### What needs to be done:
Write out the full set of records exactly. Any pictures in them do not belong in the copy.

### Excerpted records:
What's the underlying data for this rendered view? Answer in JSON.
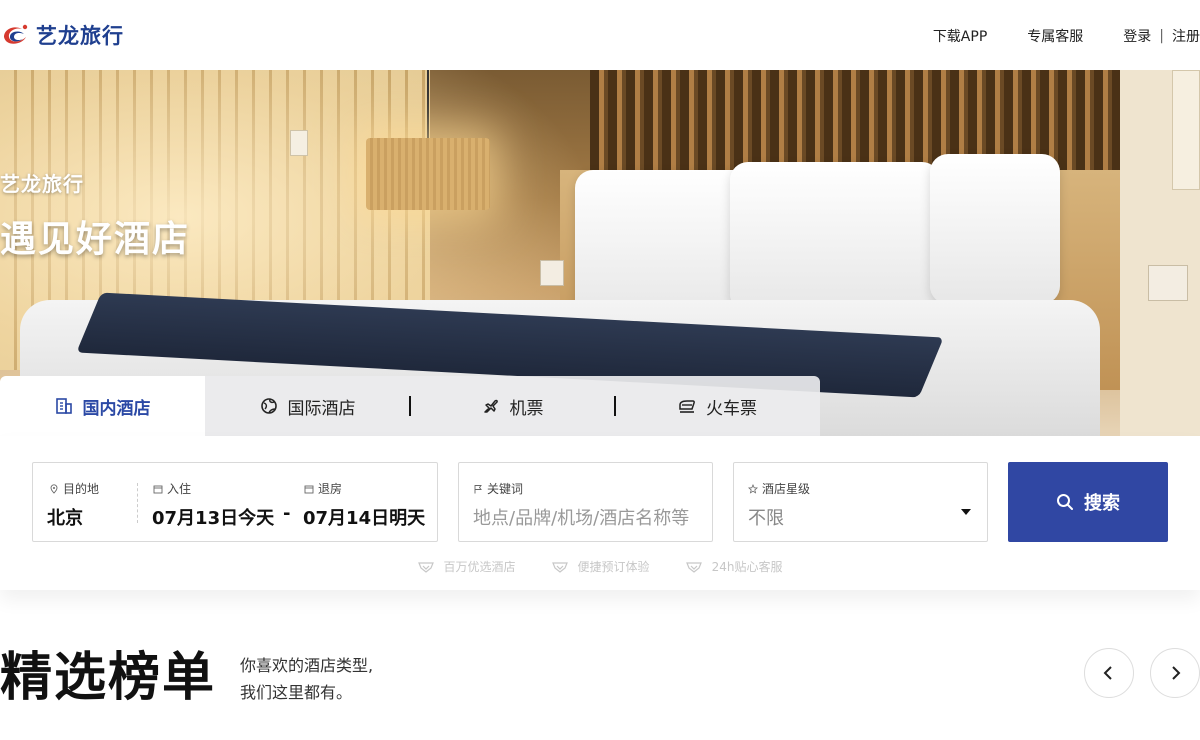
{
  "header": {
    "logo_text": "艺龙旅行",
    "nav": {
      "download_app": "下载APP",
      "service": "专属客服",
      "login": "登录",
      "separator": "|",
      "register": "注册"
    }
  },
  "hero": {
    "slogan_small": "艺龙旅行",
    "slogan_big": "遇见好酒店"
  },
  "tabs": [
    {
      "label": "国内酒店",
      "icon": "building-icon",
      "active": true
    },
    {
      "label": "国际酒店",
      "icon": "globe-icon",
      "active": false
    },
    {
      "label": "机票",
      "icon": "plane-icon",
      "active": false
    },
    {
      "label": "火车票",
      "icon": "train-icon",
      "active": false
    }
  ],
  "search": {
    "destination_label": "目的地",
    "destination_value": "北京",
    "checkin_label": "入住",
    "checkin_value": "07月13日今天",
    "date_separator": "-",
    "checkout_label": "退房",
    "checkout_value": "07月14日明天",
    "keyword_label": "关键词",
    "keyword_placeholder": "地点/品牌/机场/酒店名称等",
    "star_label": "酒店星级",
    "star_value": "不限",
    "button_label": "搜索"
  },
  "features": [
    "百万优选酒店",
    "便捷预订体验",
    "24h贴心客服"
  ],
  "section": {
    "title": "精选榜单",
    "subtitle_line1": "你喜欢的酒店类型,",
    "subtitle_line2": "我们这里都有。"
  },
  "colors": {
    "brand_blue": "#3047a3",
    "logo_blue": "#1f3f8f",
    "logo_red": "#d63a2f",
    "active_tab_text": "#2b49a5"
  }
}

### Correct answer:
What's the underlying data for this rendered view? Answer in JSON.
{
  "header": {
    "logo_text": "艺龙旅行",
    "nav": {
      "download_app": "下载APP",
      "service": "专属客服",
      "login": "登录",
      "separator": "|",
      "register": "注册"
    }
  },
  "hero": {
    "slogan_small": "艺龙旅行",
    "slogan_big": "遇见好酒店"
  },
  "tabs": [
    {
      "label": "国内酒店",
      "icon": "building-icon",
      "active": true
    },
    {
      "label": "国际酒店",
      "icon": "globe-icon",
      "active": false
    },
    {
      "label": "机票",
      "icon": "plane-icon",
      "active": false
    },
    {
      "label": "火车票",
      "icon": "train-icon",
      "active": false
    }
  ],
  "search": {
    "destination_label": "目的地",
    "destination_value": "北京",
    "checkin_label": "入住",
    "checkin_value": "07月13日今天",
    "date_separator": "-",
    "checkout_label": "退房",
    "checkout_value": "07月14日明天",
    "keyword_label": "关键词",
    "keyword_placeholder": "地点/品牌/机场/酒店名称等",
    "star_label": "酒店星级",
    "star_value": "不限",
    "button_label": "搜索"
  },
  "features": [
    "百万优选酒店",
    "便捷预订体验",
    "24h贴心客服"
  ],
  "section": {
    "title": "精选榜单",
    "subtitle_line1": "你喜欢的酒店类型,",
    "subtitle_line2": "我们这里都有。"
  },
  "colors": {
    "brand_blue": "#3047a3",
    "logo_blue": "#1f3f8f",
    "logo_red": "#d63a2f",
    "active_tab_text": "#2b49a5"
  }
}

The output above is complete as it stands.